#### Goal of the exercise:
Extract the records below word for word and ignore the images.
-- Dataset rows start --
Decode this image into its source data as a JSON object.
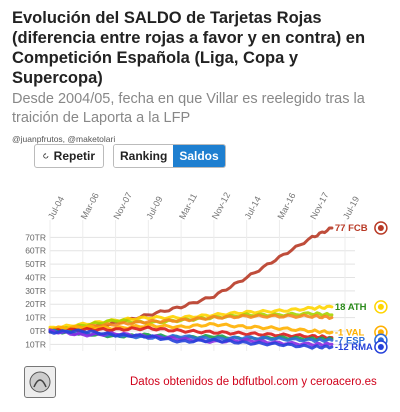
{
  "header": {
    "title": "Evolución del SALDO de Tarjetas Rojas (diferencia entre rojas a favor y en contra) en Competición Española (Liga, Copa y Supercopa)",
    "subtitle": "Desde 2004/05, fecha en que Villar es reelegido tras la traición de Laporta a la LFP",
    "handles": "@juanpfrutos, @maketolari"
  },
  "controls": {
    "repeat_label": "Repetir",
    "ranking_label": "Ranking",
    "saldos_label": "Saldos",
    "active_tab": "Saldos"
  },
  "footer": {
    "source": "Datos obtenidos de bdfutbol.com y ceroacero.es"
  },
  "chart_data": {
    "type": "line",
    "x_ticks": [
      "Jul-04",
      "Mar-06",
      "Nov-07",
      "Jul-09",
      "Mar-11",
      "Nov-12",
      "Jul-14",
      "Mar-16",
      "Nov-17",
      "Jul-19"
    ],
    "y_ticks": [
      "10TR",
      "0TR",
      "10TR",
      "20TR",
      "30TR",
      "40TR",
      "50TR",
      "60TR",
      "70TR"
    ],
    "y_tick_values": [
      -10,
      0,
      10,
      20,
      30,
      40,
      50,
      60,
      70
    ],
    "ylim": [
      -15,
      80
    ],
    "grid": true,
    "series": [
      {
        "name": "FCB",
        "color": "#b83a26",
        "end_label": "77",
        "x": [
          0,
          1,
          2,
          3,
          4,
          5,
          6,
          7,
          8,
          8.6
        ],
        "values": [
          0,
          2,
          6,
          12,
          18,
          26,
          40,
          55,
          70,
          77
        ]
      },
      {
        "name": "ATH",
        "color": "#ffd500",
        "end_label": "18",
        "x": [
          0,
          1,
          2,
          3,
          4,
          5,
          6,
          7,
          8,
          8.6
        ],
        "values": [
          2,
          5,
          8,
          10,
          10,
          12,
          14,
          15,
          17,
          18
        ]
      },
      {
        "name": "",
        "color": "#a6d400",
        "end_label": "",
        "x": [
          0,
          1,
          2,
          3,
          4,
          5,
          6,
          7,
          8,
          8.6
        ],
        "values": [
          0,
          4,
          8,
          6,
          8,
          10,
          12,
          12,
          13,
          12
        ]
      },
      {
        "name": "",
        "color": "#f58a1f",
        "end_label": "",
        "x": [
          0,
          1,
          2,
          3,
          4,
          5,
          6,
          7,
          8,
          8.6
        ],
        "values": [
          1,
          3,
          5,
          7,
          8,
          10,
          11,
          11,
          11,
          10
        ]
      },
      {
        "name": "VAL",
        "color": "#ffb000",
        "end_label": "-1",
        "x": [
          0,
          1,
          2,
          3,
          4,
          5,
          6,
          7,
          8,
          8.6
        ],
        "values": [
          2,
          3,
          2,
          4,
          3,
          5,
          3,
          2,
          0,
          -1
        ]
      },
      {
        "name": "",
        "color": "#d81b1b",
        "end_label": "",
        "x": [
          0,
          1,
          2,
          3,
          4,
          5,
          6,
          7,
          8,
          8.6
        ],
        "values": [
          0,
          1,
          1,
          2,
          0,
          -1,
          -2,
          -3,
          -4,
          -5
        ]
      },
      {
        "name": "",
        "color": "#1aa04a",
        "end_label": "",
        "x": [
          0,
          1,
          2,
          3,
          4,
          5,
          6,
          7,
          8,
          8.6
        ],
        "values": [
          0,
          -2,
          -4,
          -3,
          -5,
          -4,
          -6,
          -5,
          -6,
          -6
        ]
      },
      {
        "name": "ESP",
        "color": "#2d6bd8",
        "end_label": "-7",
        "x": [
          0,
          1,
          2,
          3,
          4,
          5,
          6,
          7,
          8,
          8.6
        ],
        "values": [
          0,
          -2,
          -3,
          -5,
          -4,
          -6,
          -5,
          -6,
          -7,
          -7
        ]
      },
      {
        "name": "",
        "color": "#8a2be2",
        "end_label": "",
        "x": [
          0,
          1,
          2,
          3,
          4,
          5,
          6,
          7,
          8,
          8.6
        ],
        "values": [
          0,
          -3,
          -2,
          -4,
          -6,
          -8,
          -7,
          -9,
          -10,
          -10
        ]
      },
      {
        "name": "RMA",
        "color": "#2541d9",
        "end_label": "-12",
        "x": [
          0,
          1,
          2,
          3,
          4,
          5,
          6,
          7,
          8,
          8.6
        ],
        "values": [
          -1,
          0,
          -3,
          -4,
          -8,
          -7,
          -9,
          -10,
          -12,
          -12
        ]
      }
    ]
  }
}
-- Dataset rows end --
#### Expected answer:
Decode this image into its source data as a JSON object.
{
  "header": {
    "title": "Evolución del SALDO de Tarjetas Rojas (diferencia entre rojas a favor y en contra) en Competición Española (Liga, Copa y Supercopa)",
    "subtitle": "Desde 2004/05, fecha en que Villar es reelegido tras la traición de Laporta a la LFP",
    "handles": "@juanpfrutos, @maketolari"
  },
  "controls": {
    "repeat_label": "Repetir",
    "ranking_label": "Ranking",
    "saldos_label": "Saldos",
    "active_tab": "Saldos"
  },
  "footer": {
    "source": "Datos obtenidos de bdfutbol.com y ceroacero.es"
  },
  "chart_data": {
    "type": "line",
    "x_ticks": [
      "Jul-04",
      "Mar-06",
      "Nov-07",
      "Jul-09",
      "Mar-11",
      "Nov-12",
      "Jul-14",
      "Mar-16",
      "Nov-17",
      "Jul-19"
    ],
    "y_ticks": [
      "10TR",
      "0TR",
      "10TR",
      "20TR",
      "30TR",
      "40TR",
      "50TR",
      "60TR",
      "70TR"
    ],
    "y_tick_values": [
      -10,
      0,
      10,
      20,
      30,
      40,
      50,
      60,
      70
    ],
    "ylim": [
      -15,
      80
    ],
    "grid": true,
    "series": [
      {
        "name": "FCB",
        "color": "#b83a26",
        "end_label": "77",
        "x": [
          0,
          1,
          2,
          3,
          4,
          5,
          6,
          7,
          8,
          8.6
        ],
        "values": [
          0,
          2,
          6,
          12,
          18,
          26,
          40,
          55,
          70,
          77
        ]
      },
      {
        "name": "ATH",
        "color": "#ffd500",
        "end_label": "18",
        "x": [
          0,
          1,
          2,
          3,
          4,
          5,
          6,
          7,
          8,
          8.6
        ],
        "values": [
          2,
          5,
          8,
          10,
          10,
          12,
          14,
          15,
          17,
          18
        ]
      },
      {
        "name": "",
        "color": "#a6d400",
        "end_label": "",
        "x": [
          0,
          1,
          2,
          3,
          4,
          5,
          6,
          7,
          8,
          8.6
        ],
        "values": [
          0,
          4,
          8,
          6,
          8,
          10,
          12,
          12,
          13,
          12
        ]
      },
      {
        "name": "",
        "color": "#f58a1f",
        "end_label": "",
        "x": [
          0,
          1,
          2,
          3,
          4,
          5,
          6,
          7,
          8,
          8.6
        ],
        "values": [
          1,
          3,
          5,
          7,
          8,
          10,
          11,
          11,
          11,
          10
        ]
      },
      {
        "name": "VAL",
        "color": "#ffb000",
        "end_label": "-1",
        "x": [
          0,
          1,
          2,
          3,
          4,
          5,
          6,
          7,
          8,
          8.6
        ],
        "values": [
          2,
          3,
          2,
          4,
          3,
          5,
          3,
          2,
          0,
          -1
        ]
      },
      {
        "name": "",
        "color": "#d81b1b",
        "end_label": "",
        "x": [
          0,
          1,
          2,
          3,
          4,
          5,
          6,
          7,
          8,
          8.6
        ],
        "values": [
          0,
          1,
          1,
          2,
          0,
          -1,
          -2,
          -3,
          -4,
          -5
        ]
      },
      {
        "name": "",
        "color": "#1aa04a",
        "end_label": "",
        "x": [
          0,
          1,
          2,
          3,
          4,
          5,
          6,
          7,
          8,
          8.6
        ],
        "values": [
          0,
          -2,
          -4,
          -3,
          -5,
          -4,
          -6,
          -5,
          -6,
          -6
        ]
      },
      {
        "name": "ESP",
        "color": "#2d6bd8",
        "end_label": "-7",
        "x": [
          0,
          1,
          2,
          3,
          4,
          5,
          6,
          7,
          8,
          8.6
        ],
        "values": [
          0,
          -2,
          -3,
          -5,
          -4,
          -6,
          -5,
          -6,
          -7,
          -7
        ]
      },
      {
        "name": "",
        "color": "#8a2be2",
        "end_label": "",
        "x": [
          0,
          1,
          2,
          3,
          4,
          5,
          6,
          7,
          8,
          8.6
        ],
        "values": [
          0,
          -3,
          -2,
          -4,
          -6,
          -8,
          -7,
          -9,
          -10,
          -10
        ]
      },
      {
        "name": "RMA",
        "color": "#2541d9",
        "end_label": "-12",
        "x": [
          0,
          1,
          2,
          3,
          4,
          5,
          6,
          7,
          8,
          8.6
        ],
        "values": [
          -1,
          0,
          -3,
          -4,
          -8,
          -7,
          -9,
          -10,
          -12,
          -12
        ]
      }
    ]
  }
}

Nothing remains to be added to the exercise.